# [DIRECTIVE]
Select from the records below every line that has the word "title" in it.

## Start SUPPLIED DATA

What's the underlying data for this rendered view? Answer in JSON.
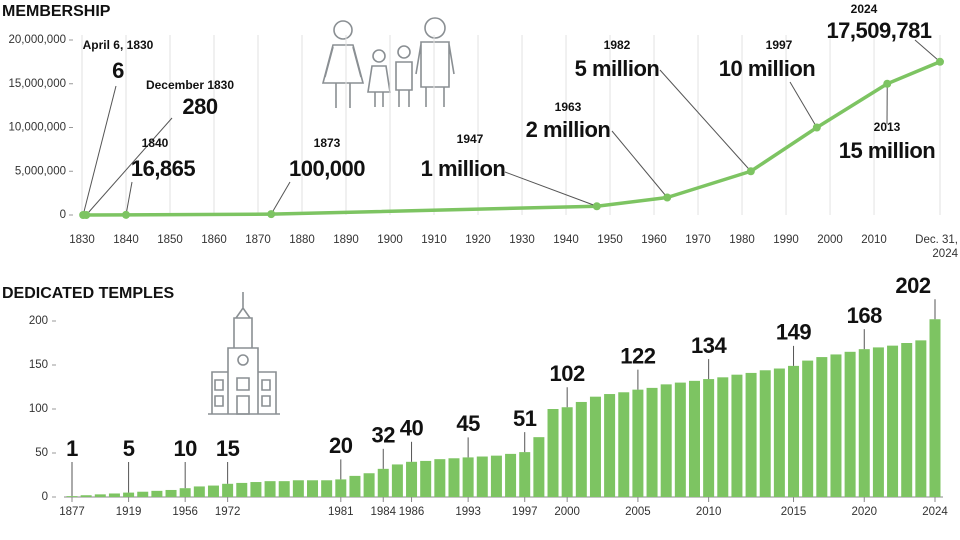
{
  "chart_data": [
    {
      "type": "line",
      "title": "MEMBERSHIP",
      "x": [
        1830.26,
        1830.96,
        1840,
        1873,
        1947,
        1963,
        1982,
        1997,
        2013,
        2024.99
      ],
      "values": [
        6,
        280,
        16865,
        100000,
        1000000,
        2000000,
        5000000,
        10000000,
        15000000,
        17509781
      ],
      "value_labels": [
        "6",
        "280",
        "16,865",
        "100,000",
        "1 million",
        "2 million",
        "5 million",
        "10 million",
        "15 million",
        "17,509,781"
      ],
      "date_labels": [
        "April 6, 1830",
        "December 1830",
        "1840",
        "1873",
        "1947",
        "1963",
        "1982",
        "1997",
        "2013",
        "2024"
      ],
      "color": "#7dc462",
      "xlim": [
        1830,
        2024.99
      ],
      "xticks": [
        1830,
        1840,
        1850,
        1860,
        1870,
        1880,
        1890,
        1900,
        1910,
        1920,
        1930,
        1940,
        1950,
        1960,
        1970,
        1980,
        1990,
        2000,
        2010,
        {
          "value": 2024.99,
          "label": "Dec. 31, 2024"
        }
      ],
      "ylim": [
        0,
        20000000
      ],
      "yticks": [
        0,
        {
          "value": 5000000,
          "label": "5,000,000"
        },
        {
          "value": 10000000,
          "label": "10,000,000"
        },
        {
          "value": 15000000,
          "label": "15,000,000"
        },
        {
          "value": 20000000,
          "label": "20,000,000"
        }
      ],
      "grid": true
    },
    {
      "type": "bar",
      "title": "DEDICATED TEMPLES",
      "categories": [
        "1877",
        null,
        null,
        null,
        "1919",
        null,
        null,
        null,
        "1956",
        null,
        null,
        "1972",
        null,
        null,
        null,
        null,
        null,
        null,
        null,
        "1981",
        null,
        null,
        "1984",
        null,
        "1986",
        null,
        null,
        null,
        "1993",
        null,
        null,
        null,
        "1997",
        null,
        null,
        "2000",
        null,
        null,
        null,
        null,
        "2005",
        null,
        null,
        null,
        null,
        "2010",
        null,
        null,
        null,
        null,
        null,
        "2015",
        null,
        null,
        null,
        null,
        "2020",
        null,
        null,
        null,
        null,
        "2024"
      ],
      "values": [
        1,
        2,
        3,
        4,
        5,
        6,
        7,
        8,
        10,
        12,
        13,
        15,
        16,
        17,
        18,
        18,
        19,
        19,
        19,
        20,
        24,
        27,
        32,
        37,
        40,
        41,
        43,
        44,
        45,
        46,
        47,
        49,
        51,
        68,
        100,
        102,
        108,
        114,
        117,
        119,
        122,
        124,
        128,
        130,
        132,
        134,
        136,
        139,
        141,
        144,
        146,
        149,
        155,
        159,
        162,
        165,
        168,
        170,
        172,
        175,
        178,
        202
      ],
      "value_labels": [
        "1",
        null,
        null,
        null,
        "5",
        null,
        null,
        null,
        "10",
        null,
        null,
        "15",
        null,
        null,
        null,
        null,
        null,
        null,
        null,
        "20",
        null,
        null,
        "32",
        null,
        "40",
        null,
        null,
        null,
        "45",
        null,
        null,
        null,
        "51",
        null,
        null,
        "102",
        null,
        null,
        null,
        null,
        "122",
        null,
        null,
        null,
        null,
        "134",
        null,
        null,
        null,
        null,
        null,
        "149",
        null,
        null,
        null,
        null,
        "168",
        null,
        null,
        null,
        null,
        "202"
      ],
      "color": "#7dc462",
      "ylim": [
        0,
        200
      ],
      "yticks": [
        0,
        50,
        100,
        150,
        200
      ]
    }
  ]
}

## End SUPPLIED DATA

# [EXPECTED OUTPUT]
      "title": "MEMBERSHIP",
      "title": "DEDICATED TEMPLES",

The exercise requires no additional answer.